EXERCISE TASK: Consider the data that follows and state how many lines contain the string "fault", using the number alone.

[Dataset items]

○ ○ ○ ○ ○

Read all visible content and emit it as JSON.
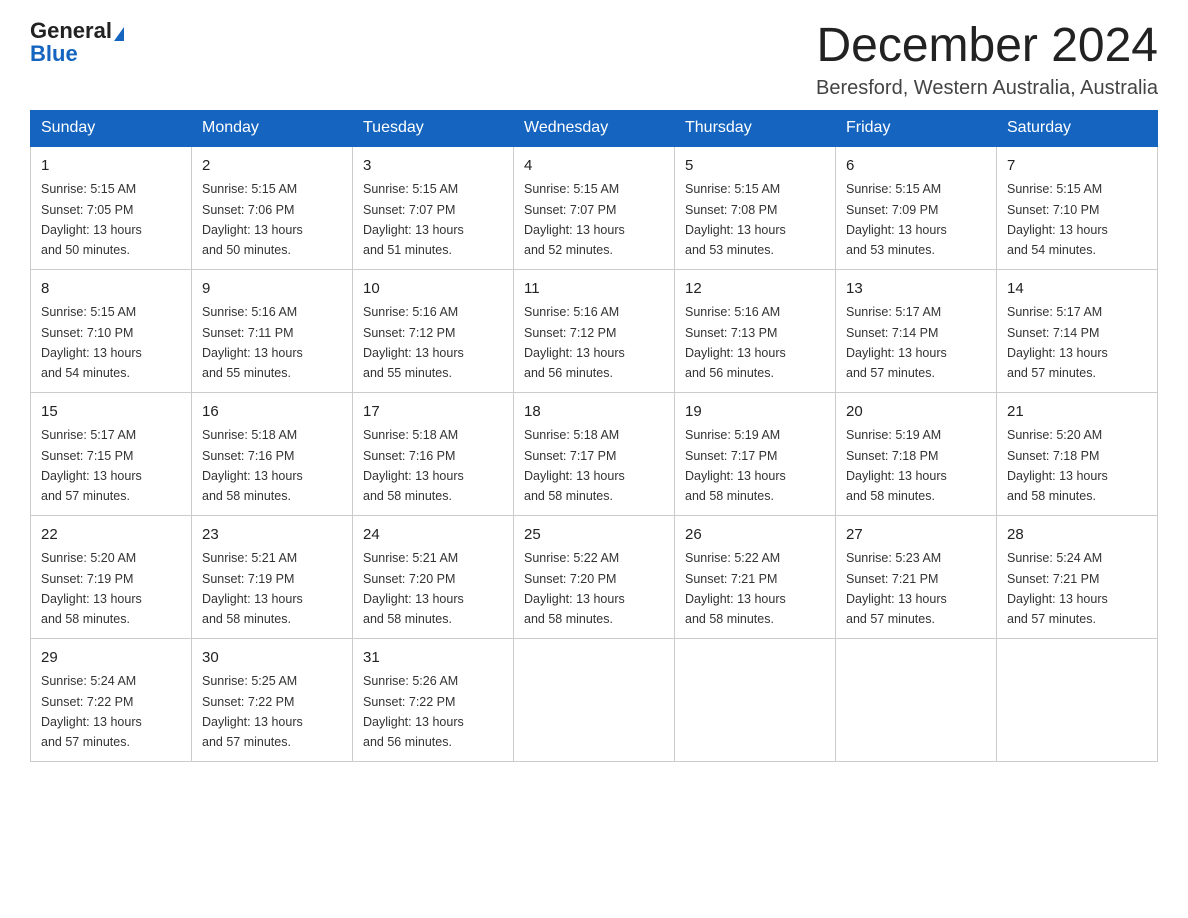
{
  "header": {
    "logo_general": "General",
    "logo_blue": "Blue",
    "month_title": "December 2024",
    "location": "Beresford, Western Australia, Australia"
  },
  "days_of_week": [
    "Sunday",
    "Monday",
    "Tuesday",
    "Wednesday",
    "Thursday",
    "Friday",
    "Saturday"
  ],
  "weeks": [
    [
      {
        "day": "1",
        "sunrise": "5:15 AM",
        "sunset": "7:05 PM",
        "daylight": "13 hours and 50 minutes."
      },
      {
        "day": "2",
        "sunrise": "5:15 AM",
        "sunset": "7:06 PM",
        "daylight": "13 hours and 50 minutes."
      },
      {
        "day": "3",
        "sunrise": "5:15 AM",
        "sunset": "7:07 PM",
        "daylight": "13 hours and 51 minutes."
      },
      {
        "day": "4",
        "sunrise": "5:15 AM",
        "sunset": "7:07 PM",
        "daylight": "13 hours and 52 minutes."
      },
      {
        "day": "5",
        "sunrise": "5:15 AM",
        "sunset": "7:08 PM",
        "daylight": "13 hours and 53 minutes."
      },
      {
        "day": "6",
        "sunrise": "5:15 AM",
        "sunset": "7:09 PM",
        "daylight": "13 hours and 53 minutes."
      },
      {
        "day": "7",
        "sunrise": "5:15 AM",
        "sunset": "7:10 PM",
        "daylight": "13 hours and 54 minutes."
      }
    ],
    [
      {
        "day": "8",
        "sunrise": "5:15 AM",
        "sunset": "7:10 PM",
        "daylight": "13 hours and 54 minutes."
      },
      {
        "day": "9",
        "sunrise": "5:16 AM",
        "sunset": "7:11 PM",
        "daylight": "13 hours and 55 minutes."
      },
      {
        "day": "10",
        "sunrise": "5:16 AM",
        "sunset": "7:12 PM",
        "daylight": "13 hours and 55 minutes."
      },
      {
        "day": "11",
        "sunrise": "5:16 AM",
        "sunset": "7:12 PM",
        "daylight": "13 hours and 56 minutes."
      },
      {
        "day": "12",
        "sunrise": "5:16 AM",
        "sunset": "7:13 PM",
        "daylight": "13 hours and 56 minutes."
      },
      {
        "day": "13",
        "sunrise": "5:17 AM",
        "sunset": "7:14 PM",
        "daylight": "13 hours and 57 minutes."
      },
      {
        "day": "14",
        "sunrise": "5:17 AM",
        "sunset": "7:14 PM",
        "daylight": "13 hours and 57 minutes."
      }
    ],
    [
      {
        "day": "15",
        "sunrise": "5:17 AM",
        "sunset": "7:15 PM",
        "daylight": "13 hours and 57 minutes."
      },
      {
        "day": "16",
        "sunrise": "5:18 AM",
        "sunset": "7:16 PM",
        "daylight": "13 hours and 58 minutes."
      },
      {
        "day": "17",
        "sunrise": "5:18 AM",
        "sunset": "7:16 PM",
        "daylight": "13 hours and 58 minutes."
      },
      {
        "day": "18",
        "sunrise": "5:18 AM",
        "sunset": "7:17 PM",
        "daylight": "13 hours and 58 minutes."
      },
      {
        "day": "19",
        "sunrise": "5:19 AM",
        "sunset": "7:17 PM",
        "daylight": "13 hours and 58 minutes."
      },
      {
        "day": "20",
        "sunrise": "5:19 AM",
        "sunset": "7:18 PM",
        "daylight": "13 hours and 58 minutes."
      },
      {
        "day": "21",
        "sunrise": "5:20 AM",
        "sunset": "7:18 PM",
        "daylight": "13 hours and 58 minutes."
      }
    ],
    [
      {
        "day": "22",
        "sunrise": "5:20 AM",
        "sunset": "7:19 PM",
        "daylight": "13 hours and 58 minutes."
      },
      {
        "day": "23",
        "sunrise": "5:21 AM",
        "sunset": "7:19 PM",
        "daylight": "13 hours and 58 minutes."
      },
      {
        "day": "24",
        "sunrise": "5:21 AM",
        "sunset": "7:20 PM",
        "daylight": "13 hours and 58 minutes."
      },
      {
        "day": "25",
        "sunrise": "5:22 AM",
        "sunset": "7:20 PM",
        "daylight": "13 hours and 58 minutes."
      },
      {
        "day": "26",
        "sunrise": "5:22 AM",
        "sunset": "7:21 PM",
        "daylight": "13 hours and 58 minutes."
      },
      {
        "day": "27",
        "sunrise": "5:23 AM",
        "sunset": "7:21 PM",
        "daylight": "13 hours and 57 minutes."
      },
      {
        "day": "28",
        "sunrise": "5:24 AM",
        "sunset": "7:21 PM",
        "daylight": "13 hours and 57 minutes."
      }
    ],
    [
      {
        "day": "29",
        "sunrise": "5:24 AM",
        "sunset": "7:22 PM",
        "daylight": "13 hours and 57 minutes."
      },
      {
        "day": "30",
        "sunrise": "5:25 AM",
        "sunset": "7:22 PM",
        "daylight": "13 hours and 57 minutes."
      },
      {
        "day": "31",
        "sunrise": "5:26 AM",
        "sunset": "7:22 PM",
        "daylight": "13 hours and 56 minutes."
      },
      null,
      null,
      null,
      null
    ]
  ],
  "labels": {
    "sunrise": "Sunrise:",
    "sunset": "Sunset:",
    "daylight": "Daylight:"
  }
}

○ ○ ○ ○ ○

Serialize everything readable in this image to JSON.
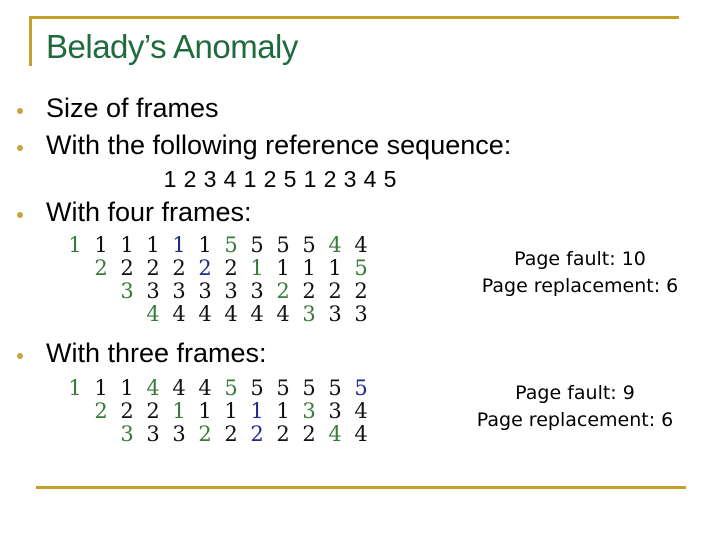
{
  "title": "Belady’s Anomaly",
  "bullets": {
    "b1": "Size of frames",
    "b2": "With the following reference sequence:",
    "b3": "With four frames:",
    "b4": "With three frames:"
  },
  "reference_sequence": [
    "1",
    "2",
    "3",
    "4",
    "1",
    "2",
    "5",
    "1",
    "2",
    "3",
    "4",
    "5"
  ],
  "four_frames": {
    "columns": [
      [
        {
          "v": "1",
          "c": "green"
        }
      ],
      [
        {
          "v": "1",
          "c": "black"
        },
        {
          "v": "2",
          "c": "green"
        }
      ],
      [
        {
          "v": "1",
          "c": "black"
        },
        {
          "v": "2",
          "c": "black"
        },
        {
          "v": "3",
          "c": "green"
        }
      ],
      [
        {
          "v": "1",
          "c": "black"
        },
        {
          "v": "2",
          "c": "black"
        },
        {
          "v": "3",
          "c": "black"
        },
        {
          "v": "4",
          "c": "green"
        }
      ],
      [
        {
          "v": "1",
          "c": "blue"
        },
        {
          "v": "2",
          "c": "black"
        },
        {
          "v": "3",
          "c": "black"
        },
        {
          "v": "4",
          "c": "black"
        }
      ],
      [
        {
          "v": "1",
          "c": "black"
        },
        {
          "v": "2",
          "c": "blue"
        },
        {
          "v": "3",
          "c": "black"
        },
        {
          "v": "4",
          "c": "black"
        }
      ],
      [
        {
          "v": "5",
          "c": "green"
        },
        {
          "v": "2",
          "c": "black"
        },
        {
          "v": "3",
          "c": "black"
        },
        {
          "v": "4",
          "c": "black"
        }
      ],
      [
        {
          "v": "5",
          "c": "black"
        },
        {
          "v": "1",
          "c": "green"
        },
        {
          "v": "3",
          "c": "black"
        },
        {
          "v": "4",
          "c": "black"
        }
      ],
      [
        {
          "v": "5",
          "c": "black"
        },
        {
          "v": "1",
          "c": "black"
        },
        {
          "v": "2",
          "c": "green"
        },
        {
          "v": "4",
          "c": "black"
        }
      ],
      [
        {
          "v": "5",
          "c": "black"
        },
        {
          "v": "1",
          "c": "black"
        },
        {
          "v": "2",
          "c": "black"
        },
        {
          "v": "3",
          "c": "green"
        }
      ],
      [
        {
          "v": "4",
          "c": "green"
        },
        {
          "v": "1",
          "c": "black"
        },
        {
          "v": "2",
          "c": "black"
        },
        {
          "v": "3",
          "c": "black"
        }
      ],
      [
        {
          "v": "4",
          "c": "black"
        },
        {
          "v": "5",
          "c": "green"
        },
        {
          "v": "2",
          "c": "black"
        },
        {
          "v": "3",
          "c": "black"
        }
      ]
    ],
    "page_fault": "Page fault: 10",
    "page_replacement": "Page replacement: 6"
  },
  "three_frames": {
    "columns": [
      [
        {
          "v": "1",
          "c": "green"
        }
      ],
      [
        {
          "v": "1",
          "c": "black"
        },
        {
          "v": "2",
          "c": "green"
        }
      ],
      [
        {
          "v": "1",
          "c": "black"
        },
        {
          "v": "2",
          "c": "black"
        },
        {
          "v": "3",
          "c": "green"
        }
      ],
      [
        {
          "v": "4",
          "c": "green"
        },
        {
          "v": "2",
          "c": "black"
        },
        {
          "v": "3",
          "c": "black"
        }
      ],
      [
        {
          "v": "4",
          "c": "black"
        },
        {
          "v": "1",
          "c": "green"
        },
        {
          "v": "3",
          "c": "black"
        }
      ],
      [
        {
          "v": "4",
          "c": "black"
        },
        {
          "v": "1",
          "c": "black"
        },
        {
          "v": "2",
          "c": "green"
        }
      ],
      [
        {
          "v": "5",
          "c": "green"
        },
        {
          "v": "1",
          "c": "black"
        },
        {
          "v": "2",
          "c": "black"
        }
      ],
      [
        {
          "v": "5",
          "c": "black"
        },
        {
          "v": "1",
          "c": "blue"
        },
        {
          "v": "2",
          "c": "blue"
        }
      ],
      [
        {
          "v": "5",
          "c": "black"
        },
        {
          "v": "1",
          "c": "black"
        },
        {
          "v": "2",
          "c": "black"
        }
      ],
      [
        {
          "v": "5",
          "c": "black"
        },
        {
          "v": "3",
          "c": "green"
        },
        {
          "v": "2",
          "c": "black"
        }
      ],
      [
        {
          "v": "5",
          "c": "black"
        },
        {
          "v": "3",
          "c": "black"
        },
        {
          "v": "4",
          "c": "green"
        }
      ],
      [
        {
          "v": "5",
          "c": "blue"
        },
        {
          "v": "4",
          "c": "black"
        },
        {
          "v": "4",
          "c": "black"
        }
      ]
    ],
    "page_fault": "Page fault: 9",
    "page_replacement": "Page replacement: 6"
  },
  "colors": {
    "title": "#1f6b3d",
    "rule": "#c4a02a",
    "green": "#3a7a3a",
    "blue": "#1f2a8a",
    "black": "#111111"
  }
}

○ ○ ○ ○ ○

COMPLETE RESPONSE: 2